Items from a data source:
————————

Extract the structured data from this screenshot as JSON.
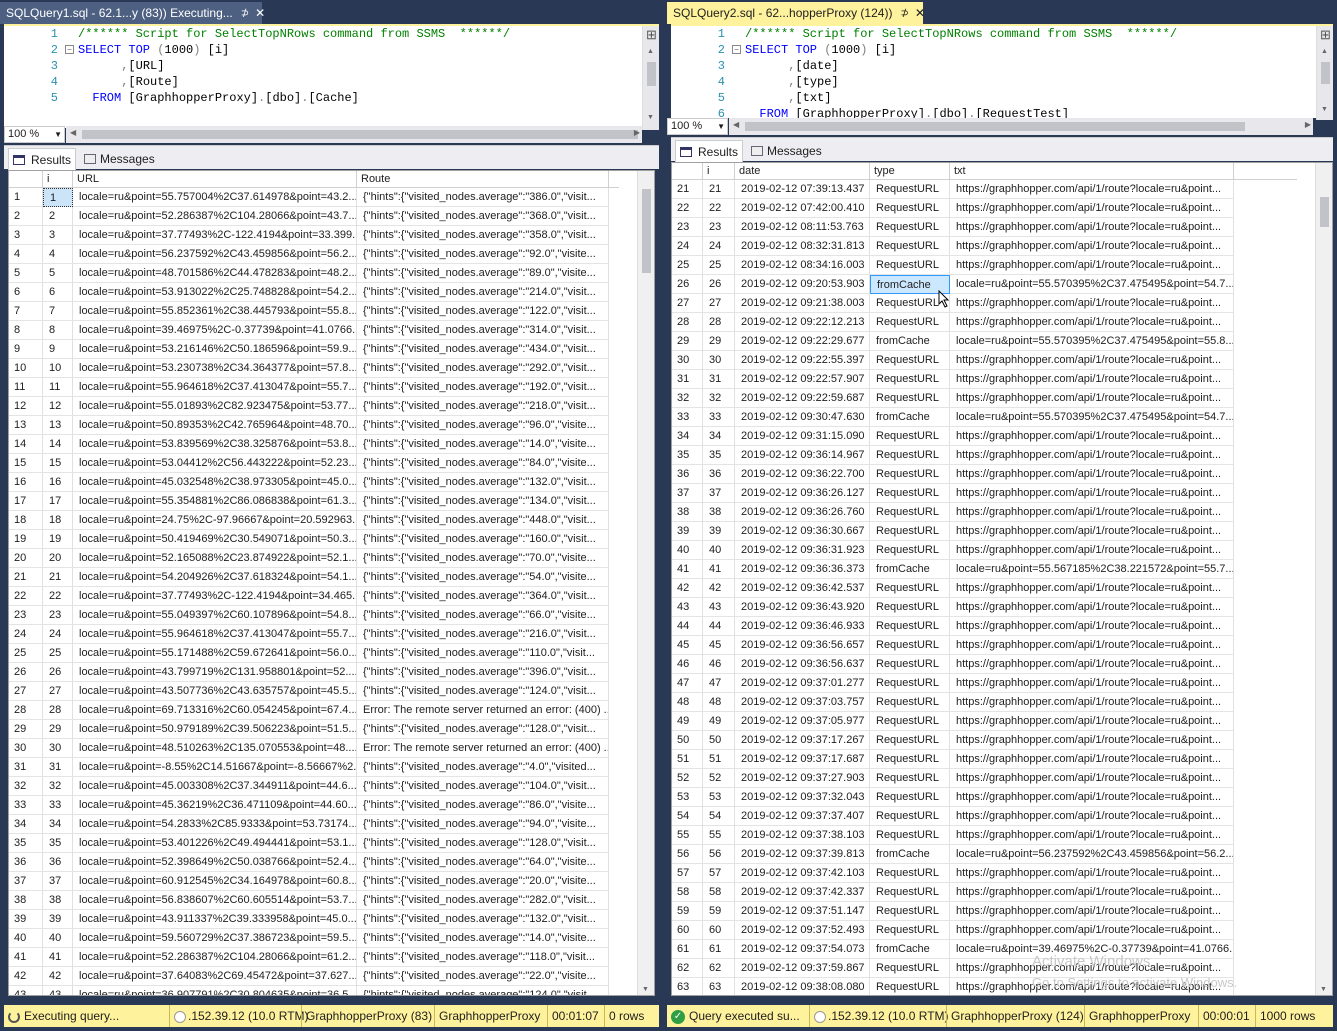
{
  "left": {
    "tab": {
      "title": "SQLQuery1.sql - 62.1...y (83)) Executing...",
      "pin": "⊅",
      "close": "✕"
    },
    "editor": {
      "lines": [
        {
          "n": "1",
          "parts": [
            [
              "cm",
              "/****** Script for SelectTopNRows command from SSMS  ******/"
            ]
          ]
        },
        {
          "n": "2",
          "parts": [
            [
              "kw",
              "SELECT TOP "
            ],
            [
              "gr",
              "("
            ],
            [
              "tx",
              "1000"
            ],
            [
              "gr",
              ")"
            ],
            [
              "tx",
              " [i]"
            ]
          ]
        },
        {
          "n": "3",
          "parts": [
            [
              "gr",
              "      ,"
            ],
            [
              "tx",
              "[URL]"
            ]
          ]
        },
        {
          "n": "4",
          "parts": [
            [
              "gr",
              "      ,"
            ],
            [
              "tx",
              "[Route]"
            ]
          ]
        },
        {
          "n": "5",
          "parts": [
            [
              "kw",
              "  FROM "
            ],
            [
              "tx",
              "[GraphhopperProxy]"
            ],
            [
              "gr",
              "."
            ],
            [
              "tx",
              "[dbo]"
            ],
            [
              "gr",
              "."
            ],
            [
              "tx",
              "[Cache]"
            ]
          ]
        }
      ]
    },
    "zoom": "100 %",
    "results_tab": "Results",
    "messages_tab": "Messages",
    "columns": [
      "",
      "i",
      "URL",
      "Route"
    ],
    "rows": [
      [
        "1",
        "1",
        "locale=ru&point=55.757004%2C37.614978&point=43.2...",
        "{\"hints\":{\"visited_nodes.average\":\"386.0\",\"visit..."
      ],
      [
        "2",
        "2",
        "locale=ru&point=52.286387%2C104.28066&point=43.7...",
        "{\"hints\":{\"visited_nodes.average\":\"368.0\",\"visit..."
      ],
      [
        "3",
        "3",
        "locale=ru&point=37.77493%2C-122.4194&point=33.399...",
        "{\"hints\":{\"visited_nodes.average\":\"358.0\",\"visit..."
      ],
      [
        "4",
        "4",
        "locale=ru&point=56.237592%2C43.459856&point=56.2...",
        "{\"hints\":{\"visited_nodes.average\":\"92.0\",\"visite..."
      ],
      [
        "5",
        "5",
        "locale=ru&point=48.701586%2C44.478283&point=48.2...",
        "{\"hints\":{\"visited_nodes.average\":\"89.0\",\"visite..."
      ],
      [
        "6",
        "6",
        "locale=ru&point=53.913022%2C25.748828&point=54.2...",
        "{\"hints\":{\"visited_nodes.average\":\"214.0\",\"visit..."
      ],
      [
        "7",
        "7",
        "locale=ru&point=55.852361%2C38.445793&point=55.8...",
        "{\"hints\":{\"visited_nodes.average\":\"122.0\",\"visit..."
      ],
      [
        "8",
        "8",
        "locale=ru&point=39.46975%2C-0.37739&point=41.0766...",
        "{\"hints\":{\"visited_nodes.average\":\"314.0\",\"visit..."
      ],
      [
        "9",
        "9",
        "locale=ru&point=53.216146%2C50.186596&point=59.9...",
        "{\"hints\":{\"visited_nodes.average\":\"434.0\",\"visit..."
      ],
      [
        "10",
        "10",
        "locale=ru&point=53.230738%2C34.364377&point=57.8...",
        "{\"hints\":{\"visited_nodes.average\":\"292.0\",\"visit..."
      ],
      [
        "11",
        "11",
        "locale=ru&point=55.964618%2C37.413047&point=55.7...",
        "{\"hints\":{\"visited_nodes.average\":\"192.0\",\"visit..."
      ],
      [
        "12",
        "12",
        "locale=ru&point=55.01893%2C82.923475&point=53.77...",
        "{\"hints\":{\"visited_nodes.average\":\"218.0\",\"visit..."
      ],
      [
        "13",
        "13",
        "locale=ru&point=50.89353%2C42.765964&point=48.70...",
        "{\"hints\":{\"visited_nodes.average\":\"96.0\",\"visite..."
      ],
      [
        "14",
        "14",
        "locale=ru&point=53.839569%2C38.325876&point=53.8...",
        "{\"hints\":{\"visited_nodes.average\":\"14.0\",\"visite..."
      ],
      [
        "15",
        "15",
        "locale=ru&point=53.04412%2C56.443222&point=52.23...",
        "{\"hints\":{\"visited_nodes.average\":\"84.0\",\"visite..."
      ],
      [
        "16",
        "16",
        "locale=ru&point=45.032548%2C38.973305&point=45.0...",
        "{\"hints\":{\"visited_nodes.average\":\"132.0\",\"visit..."
      ],
      [
        "17",
        "17",
        "locale=ru&point=55.354881%2C86.086838&point=61.3...",
        "{\"hints\":{\"visited_nodes.average\":\"134.0\",\"visit..."
      ],
      [
        "18",
        "18",
        "locale=ru&point=24.75%2C-97.96667&point=20.592963...",
        "{\"hints\":{\"visited_nodes.average\":\"448.0\",\"visit..."
      ],
      [
        "19",
        "19",
        "locale=ru&point=50.419469%2C30.549071&point=50.3...",
        "{\"hints\":{\"visited_nodes.average\":\"160.0\",\"visit..."
      ],
      [
        "20",
        "20",
        "locale=ru&point=52.165088%2C23.874922&point=52.1...",
        "{\"hints\":{\"visited_nodes.average\":\"70.0\",\"visite..."
      ],
      [
        "21",
        "21",
        "locale=ru&point=54.204926%2C37.618324&point=54.1...",
        "{\"hints\":{\"visited_nodes.average\":\"54.0\",\"visite..."
      ],
      [
        "22",
        "22",
        "locale=ru&point=37.77493%2C-122.4194&point=34.465...",
        "{\"hints\":{\"visited_nodes.average\":\"364.0\",\"visit..."
      ],
      [
        "23",
        "23",
        "locale=ru&point=55.049397%2C60.107896&point=54.8...",
        "{\"hints\":{\"visited_nodes.average\":\"66.0\",\"visite..."
      ],
      [
        "24",
        "24",
        "locale=ru&point=55.964618%2C37.413047&point=55.7...",
        "{\"hints\":{\"visited_nodes.average\":\"216.0\",\"visit..."
      ],
      [
        "25",
        "25",
        "locale=ru&point=55.171488%2C59.672641&point=56.0...",
        "{\"hints\":{\"visited_nodes.average\":\"110.0\",\"visit..."
      ],
      [
        "26",
        "26",
        "locale=ru&point=43.799719%2C131.958801&point=52....",
        "{\"hints\":{\"visited_nodes.average\":\"396.0\",\"visit..."
      ],
      [
        "27",
        "27",
        "locale=ru&point=43.507736%2C43.635757&point=45.5...",
        "{\"hints\":{\"visited_nodes.average\":\"124.0\",\"visit..."
      ],
      [
        "28",
        "28",
        "locale=ru&point=69.713316%2C60.054245&point=67.4...",
        "Error: The remote server returned an error: (400) ..."
      ],
      [
        "29",
        "29",
        "locale=ru&point=50.979189%2C39.506223&point=51.5...",
        "{\"hints\":{\"visited_nodes.average\":\"128.0\",\"visit..."
      ],
      [
        "30",
        "30",
        "locale=ru&point=48.510263%2C135.070553&point=48....",
        "Error: The remote server returned an error: (400) ..."
      ],
      [
        "31",
        "31",
        "locale=ru&point=-8.55%2C14.51667&point=-8.56667%2...",
        "{\"hints\":{\"visited_nodes.average\":\"4.0\",\"visited..."
      ],
      [
        "32",
        "32",
        "locale=ru&point=45.003308%2C37.344911&point=44.6...",
        "{\"hints\":{\"visited_nodes.average\":\"104.0\",\"visit..."
      ],
      [
        "33",
        "33",
        "locale=ru&point=45.36219%2C36.471109&point=44.60...",
        "{\"hints\":{\"visited_nodes.average\":\"86.0\",\"visite..."
      ],
      [
        "34",
        "34",
        "locale=ru&point=54.2833%2C85.9333&point=53.73174...",
        "{\"hints\":{\"visited_nodes.average\":\"94.0\",\"visite..."
      ],
      [
        "35",
        "35",
        "locale=ru&point=53.401226%2C49.494441&point=53.1...",
        "{\"hints\":{\"visited_nodes.average\":\"128.0\",\"visit..."
      ],
      [
        "36",
        "36",
        "locale=ru&point=52.398649%2C50.038766&point=52.4...",
        "{\"hints\":{\"visited_nodes.average\":\"64.0\",\"visite..."
      ],
      [
        "37",
        "37",
        "locale=ru&point=60.912545%2C34.164978&point=60.8...",
        "{\"hints\":{\"visited_nodes.average\":\"20.0\",\"visite..."
      ],
      [
        "38",
        "38",
        "locale=ru&point=56.838607%2C60.605514&point=53.7...",
        "{\"hints\":{\"visited_nodes.average\":\"282.0\",\"visit..."
      ],
      [
        "39",
        "39",
        "locale=ru&point=43.911337%2C39.333958&point=45.0...",
        "{\"hints\":{\"visited_nodes.average\":\"132.0\",\"visit..."
      ],
      [
        "40",
        "40",
        "locale=ru&point=59.560729%2C37.386723&point=59.5...",
        "{\"hints\":{\"visited_nodes.average\":\"14.0\",\"visite..."
      ],
      [
        "41",
        "41",
        "locale=ru&point=52.286387%2C104.28066&point=61.2...",
        "{\"hints\":{\"visited_nodes.average\":\"118.0\",\"visit..."
      ],
      [
        "42",
        "42",
        "locale=ru&point=37.64083%2C69.45472&point=37.627...",
        "{\"hints\":{\"visited_nodes.average\":\"22.0\",\"visite..."
      ],
      [
        "43",
        "43",
        "locale=ru&point=36.907791%2C30.804635&point=36.5...",
        "{\"hints\":{\"visited_nodes.average\":\"124.0\",\"visit..."
      ]
    ],
    "status": {
      "message": "Executing query...",
      "server": ".152.39.12 (10.0 RTM)",
      "db_session": "GraphhopperProxy (83)",
      "database": "GraphhopperProxy",
      "elapsed": "00:01:07",
      "rows": "0 rows"
    }
  },
  "right": {
    "tab": {
      "title": "SQLQuery2.sql - 62...hopperProxy (124))",
      "pin": "⊅",
      "close": "✕"
    },
    "editor": {
      "lines": [
        {
          "n": "1",
          "parts": [
            [
              "cm",
              "/****** Script for SelectTopNRows command from SSMS  ******/"
            ]
          ]
        },
        {
          "n": "2",
          "parts": [
            [
              "kw",
              "SELECT TOP "
            ],
            [
              "gr",
              "("
            ],
            [
              "tx",
              "1000"
            ],
            [
              "gr",
              ")"
            ],
            [
              "tx",
              " [i]"
            ]
          ]
        },
        {
          "n": "3",
          "parts": [
            [
              "gr",
              "      ,"
            ],
            [
              "tx",
              "[date]"
            ]
          ]
        },
        {
          "n": "4",
          "parts": [
            [
              "gr",
              "      ,"
            ],
            [
              "tx",
              "[type]"
            ]
          ]
        },
        {
          "n": "5",
          "parts": [
            [
              "gr",
              "      ,"
            ],
            [
              "tx",
              "[txt]"
            ]
          ]
        },
        {
          "n": "6",
          "parts": [
            [
              "kw",
              "  FROM "
            ],
            [
              "tx",
              "[GraphhopperProxy]"
            ],
            [
              "gr",
              "."
            ],
            [
              "tx",
              "[dbo]"
            ],
            [
              "gr",
              "."
            ],
            [
              "tx",
              "[RequestTest]"
            ]
          ]
        }
      ]
    },
    "zoom": "100 %",
    "results_tab": "Results",
    "messages_tab": "Messages",
    "columns": [
      "",
      "i",
      "date",
      "type",
      "txt"
    ],
    "rows": [
      [
        "21",
        "21",
        "2019-02-12 07:39:13.437",
        "RequestURL",
        "https://graphhopper.com/api/1/route?locale=ru&point..."
      ],
      [
        "22",
        "22",
        "2019-02-12 07:42:00.410",
        "RequestURL",
        "https://graphhopper.com/api/1/route?locale=ru&point..."
      ],
      [
        "23",
        "23",
        "2019-02-12 08:11:53.763",
        "RequestURL",
        "https://graphhopper.com/api/1/route?locale=ru&point..."
      ],
      [
        "24",
        "24",
        "2019-02-12 08:32:31.813",
        "RequestURL",
        "https://graphhopper.com/api/1/route?locale=ru&point..."
      ],
      [
        "25",
        "25",
        "2019-02-12 08:34:16.003",
        "RequestURL",
        "https://graphhopper.com/api/1/route?locale=ru&point..."
      ],
      [
        "26",
        "26",
        "2019-02-12 09:20:53.903",
        "fromCache",
        "locale=ru&point=55.570395%2C37.475495&point=54.7..."
      ],
      [
        "27",
        "27",
        "2019-02-12 09:21:38.003",
        "RequestURL",
        "https://graphhopper.com/api/1/route?locale=ru&point..."
      ],
      [
        "28",
        "28",
        "2019-02-12 09:22:12.213",
        "RequestURL",
        "https://graphhopper.com/api/1/route?locale=ru&point..."
      ],
      [
        "29",
        "29",
        "2019-02-12 09:22:29.677",
        "fromCache",
        "locale=ru&point=55.570395%2C37.475495&point=55.8..."
      ],
      [
        "30",
        "30",
        "2019-02-12 09:22:55.397",
        "RequestURL",
        "https://graphhopper.com/api/1/route?locale=ru&point..."
      ],
      [
        "31",
        "31",
        "2019-02-12 09:22:57.907",
        "RequestURL",
        "https://graphhopper.com/api/1/route?locale=ru&point..."
      ],
      [
        "32",
        "32",
        "2019-02-12 09:22:59.687",
        "RequestURL",
        "https://graphhopper.com/api/1/route?locale=ru&point..."
      ],
      [
        "33",
        "33",
        "2019-02-12 09:30:47.630",
        "fromCache",
        "locale=ru&point=55.570395%2C37.475495&point=54.7..."
      ],
      [
        "34",
        "34",
        "2019-02-12 09:31:15.090",
        "RequestURL",
        "https://graphhopper.com/api/1/route?locale=ru&point..."
      ],
      [
        "35",
        "35",
        "2019-02-12 09:36:14.967",
        "RequestURL",
        "https://graphhopper.com/api/1/route?locale=ru&point..."
      ],
      [
        "36",
        "36",
        "2019-02-12 09:36:22.700",
        "RequestURL",
        "https://graphhopper.com/api/1/route?locale=ru&point..."
      ],
      [
        "37",
        "37",
        "2019-02-12 09:36:26.127",
        "RequestURL",
        "https://graphhopper.com/api/1/route?locale=ru&point..."
      ],
      [
        "38",
        "38",
        "2019-02-12 09:36:26.760",
        "RequestURL",
        "https://graphhopper.com/api/1/route?locale=ru&point..."
      ],
      [
        "39",
        "39",
        "2019-02-12 09:36:30.667",
        "RequestURL",
        "https://graphhopper.com/api/1/route?locale=ru&point..."
      ],
      [
        "40",
        "40",
        "2019-02-12 09:36:31.923",
        "RequestURL",
        "https://graphhopper.com/api/1/route?locale=ru&point..."
      ],
      [
        "41",
        "41",
        "2019-02-12 09:36:36.373",
        "fromCache",
        "locale=ru&point=55.567185%2C38.221572&point=55.7..."
      ],
      [
        "42",
        "42",
        "2019-02-12 09:36:42.537",
        "RequestURL",
        "https://graphhopper.com/api/1/route?locale=ru&point..."
      ],
      [
        "43",
        "43",
        "2019-02-12 09:36:43.920",
        "RequestURL",
        "https://graphhopper.com/api/1/route?locale=ru&point..."
      ],
      [
        "44",
        "44",
        "2019-02-12 09:36:46.933",
        "RequestURL",
        "https://graphhopper.com/api/1/route?locale=ru&point..."
      ],
      [
        "45",
        "45",
        "2019-02-12 09:36:56.657",
        "RequestURL",
        "https://graphhopper.com/api/1/route?locale=ru&point..."
      ],
      [
        "46",
        "46",
        "2019-02-12 09:36:56.637",
        "RequestURL",
        "https://graphhopper.com/api/1/route?locale=ru&point..."
      ],
      [
        "47",
        "47",
        "2019-02-12 09:37:01.277",
        "RequestURL",
        "https://graphhopper.com/api/1/route?locale=ru&point..."
      ],
      [
        "48",
        "48",
        "2019-02-12 09:37:03.757",
        "RequestURL",
        "https://graphhopper.com/api/1/route?locale=ru&point..."
      ],
      [
        "49",
        "49",
        "2019-02-12 09:37:05.977",
        "RequestURL",
        "https://graphhopper.com/api/1/route?locale=ru&point..."
      ],
      [
        "50",
        "50",
        "2019-02-12 09:37:17.267",
        "RequestURL",
        "https://graphhopper.com/api/1/route?locale=ru&point..."
      ],
      [
        "51",
        "51",
        "2019-02-12 09:37:17.687",
        "RequestURL",
        "https://graphhopper.com/api/1/route?locale=ru&point..."
      ],
      [
        "52",
        "52",
        "2019-02-12 09:37:27.903",
        "RequestURL",
        "https://graphhopper.com/api/1/route?locale=ru&point..."
      ],
      [
        "53",
        "53",
        "2019-02-12 09:37:32.043",
        "RequestURL",
        "https://graphhopper.com/api/1/route?locale=ru&point..."
      ],
      [
        "54",
        "54",
        "2019-02-12 09:37:37.407",
        "RequestURL",
        "https://graphhopper.com/api/1/route?locale=ru&point..."
      ],
      [
        "55",
        "55",
        "2019-02-12 09:37:38.103",
        "RequestURL",
        "https://graphhopper.com/api/1/route?locale=ru&point..."
      ],
      [
        "56",
        "56",
        "2019-02-12 09:37:39.813",
        "fromCache",
        "locale=ru&point=56.237592%2C43.459856&point=56.2..."
      ],
      [
        "57",
        "57",
        "2019-02-12 09:37:42.103",
        "RequestURL",
        "https://graphhopper.com/api/1/route?locale=ru&point..."
      ],
      [
        "58",
        "58",
        "2019-02-12 09:37:42.337",
        "RequestURL",
        "https://graphhopper.com/api/1/route?locale=ru&point..."
      ],
      [
        "59",
        "59",
        "2019-02-12 09:37:51.147",
        "RequestURL",
        "https://graphhopper.com/api/1/route?locale=ru&point..."
      ],
      [
        "60",
        "60",
        "2019-02-12 09:37:52.493",
        "RequestURL",
        "https://graphhopper.com/api/1/route?locale=ru&point..."
      ],
      [
        "61",
        "61",
        "2019-02-12 09:37:54.073",
        "fromCache",
        "locale=ru&point=39.46975%2C-0.37739&point=41.0766..."
      ],
      [
        "62",
        "62",
        "2019-02-12 09:37:59.867",
        "RequestURL",
        "https://graphhopper.com/api/1/route?locale=ru&point..."
      ],
      [
        "63",
        "63",
        "2019-02-12 09:38:08.080",
        "RequestURL",
        "https://graphhopper.com/api/1/route?locale=ru&point..."
      ]
    ],
    "status": {
      "message": "Query executed su...",
      "server": ".152.39.12 (10.0 RTM)",
      "db_session": "GraphhopperProxy (124)",
      "database": "GraphhopperProxy",
      "elapsed": "00:00:01",
      "rows": "1000 rows"
    },
    "watermark": {
      "line1": "Activate Windows",
      "line2": "Go to Settings to activate Windows."
    }
  },
  "colors": {
    "accent_tab": "#fff29d",
    "frame": "#293955",
    "keyword": "#0000ff",
    "comment": "#008000",
    "line_number": "#2b91af"
  },
  "icons": {
    "results": "grid-icon",
    "messages": "messages-icon",
    "executing": "spinner-icon",
    "success": "check-icon",
    "server": "server-icon",
    "split": "split-icon"
  }
}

————————

PROBLEM STATEMENT: State the number of lines in the preceding entries that include the word "title". Provide nothing else.

OUTPUT OF THE TASK: 2